Start of SUPPLIED ENTRIES

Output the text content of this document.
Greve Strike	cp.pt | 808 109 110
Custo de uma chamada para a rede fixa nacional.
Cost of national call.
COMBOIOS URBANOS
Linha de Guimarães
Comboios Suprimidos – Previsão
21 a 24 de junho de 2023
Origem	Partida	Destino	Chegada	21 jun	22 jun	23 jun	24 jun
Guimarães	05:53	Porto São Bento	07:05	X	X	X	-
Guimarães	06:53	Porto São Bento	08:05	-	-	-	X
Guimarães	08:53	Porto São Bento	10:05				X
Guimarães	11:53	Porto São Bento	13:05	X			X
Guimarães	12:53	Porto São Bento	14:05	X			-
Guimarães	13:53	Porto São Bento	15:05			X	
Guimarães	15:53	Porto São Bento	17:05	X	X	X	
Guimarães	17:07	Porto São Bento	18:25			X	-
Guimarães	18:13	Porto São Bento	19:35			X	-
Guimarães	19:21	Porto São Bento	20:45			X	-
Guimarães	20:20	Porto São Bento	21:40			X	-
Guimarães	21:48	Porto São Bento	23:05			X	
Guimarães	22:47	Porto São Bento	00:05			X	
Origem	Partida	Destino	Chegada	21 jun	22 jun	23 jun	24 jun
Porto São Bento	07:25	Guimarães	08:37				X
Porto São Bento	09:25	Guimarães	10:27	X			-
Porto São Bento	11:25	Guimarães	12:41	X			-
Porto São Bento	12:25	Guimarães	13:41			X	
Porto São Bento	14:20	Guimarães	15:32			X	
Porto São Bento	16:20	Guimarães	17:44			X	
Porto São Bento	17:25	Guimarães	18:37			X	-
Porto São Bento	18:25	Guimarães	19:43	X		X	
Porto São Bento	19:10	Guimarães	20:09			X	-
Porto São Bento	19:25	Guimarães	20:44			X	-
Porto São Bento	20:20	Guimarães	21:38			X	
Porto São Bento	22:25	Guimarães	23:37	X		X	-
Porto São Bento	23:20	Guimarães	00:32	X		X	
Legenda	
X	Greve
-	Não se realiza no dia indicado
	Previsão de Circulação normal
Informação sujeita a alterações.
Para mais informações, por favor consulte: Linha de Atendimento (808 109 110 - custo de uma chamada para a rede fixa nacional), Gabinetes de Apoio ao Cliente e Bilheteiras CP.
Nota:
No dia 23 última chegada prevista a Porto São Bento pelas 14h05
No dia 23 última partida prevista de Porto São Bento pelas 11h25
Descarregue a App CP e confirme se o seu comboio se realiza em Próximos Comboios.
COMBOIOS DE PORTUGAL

End of SUPPLIED ENTRIES

EXERCISE REQUIREMENTS » Using the data above, output each line exactly.

SOLUTION »
Output the text content of this document.
Greve Strike	cp.pt | 808 109 110
Custo de uma chamada para a rede fixa nacional.
Cost of national call.
COMBOIOS URBANOS
Linha de Guimarães
Comboios Suprimidos – Previsão
21 a 24 de junho de 2023
Origem	Partida	Destino	Chegada	21 jun	22 jun	23 jun	24 jun
Guimarães	05:53	Porto São Bento	07:05	X	X	X	-
Guimarães	06:53	Porto São Bento	08:05	-	-	-	X
Guimarães	08:53	Porto São Bento	10:05				X
Guimarães	11:53	Porto São Bento	13:05	X			X
Guimarães	12:53	Porto São Bento	14:05	X			-
Guimarães	13:53	Porto São Bento	15:05			X	
Guimarães	15:53	Porto São Bento	17:05	X	X	X	
Guimarães	17:07	Porto São Bento	18:25			X	-
Guimarães	18:13	Porto São Bento	19:35			X	-
Guimarães	19:21	Porto São Bento	20:45			X	-
Guimarães	20:20	Porto São Bento	21:40			X	-
Guimarães	21:48	Porto São Bento	23:05			X	
Guimarães	22:47	Porto São Bento	00:05			X	
Origem	Partida	Destino	Chegada	21 jun	22 jun	23 jun	24 jun
Porto São Bento	07:25	Guimarães	08:37				X
Porto São Bento	09:25	Guimarães	10:27	X			-
Porto São Bento	11:25	Guimarães	12:41	X			-
Porto São Bento	12:25	Guimarães	13:41			X	
Porto São Bento	14:20	Guimarães	15:32			X	
Porto São Bento	16:20	Guimarães	17:44			X	
Porto São Bento	17:25	Guimarães	18:37			X	-
Porto São Bento	18:25	Guimarães	19:43	X		X	
Porto São Bento	19:10	Guimarães	20:09			X	-
Porto São Bento	19:25	Guimarães	20:44			X	-
Porto São Bento	20:20	Guimarães	21:38			X	
Porto São Bento	22:25	Guimarães	23:37	X		X	-
Porto São Bento	23:20	Guimarães	00:32	X		X	
Legenda	
X	Greve
-	Não se realiza no dia indicado
	Previsão de Circulação normal
Informação sujeita a alterações.
Para mais informações, por favor consulte: Linha de Atendimento (808 109 110 - custo de uma chamada para a rede fixa nacional), Gabinetes de Apoio ao Cliente e Bilheteiras CP.
Nota:
No dia 23 última chegada prevista a Porto São Bento pelas 14h05
No dia 23 última partida prevista de Porto São Bento pelas 11h25
Descarregue a App CP e confirme se o seu comboio se realiza em Próximos Comboios.
COMBOIOS DE PORTUGAL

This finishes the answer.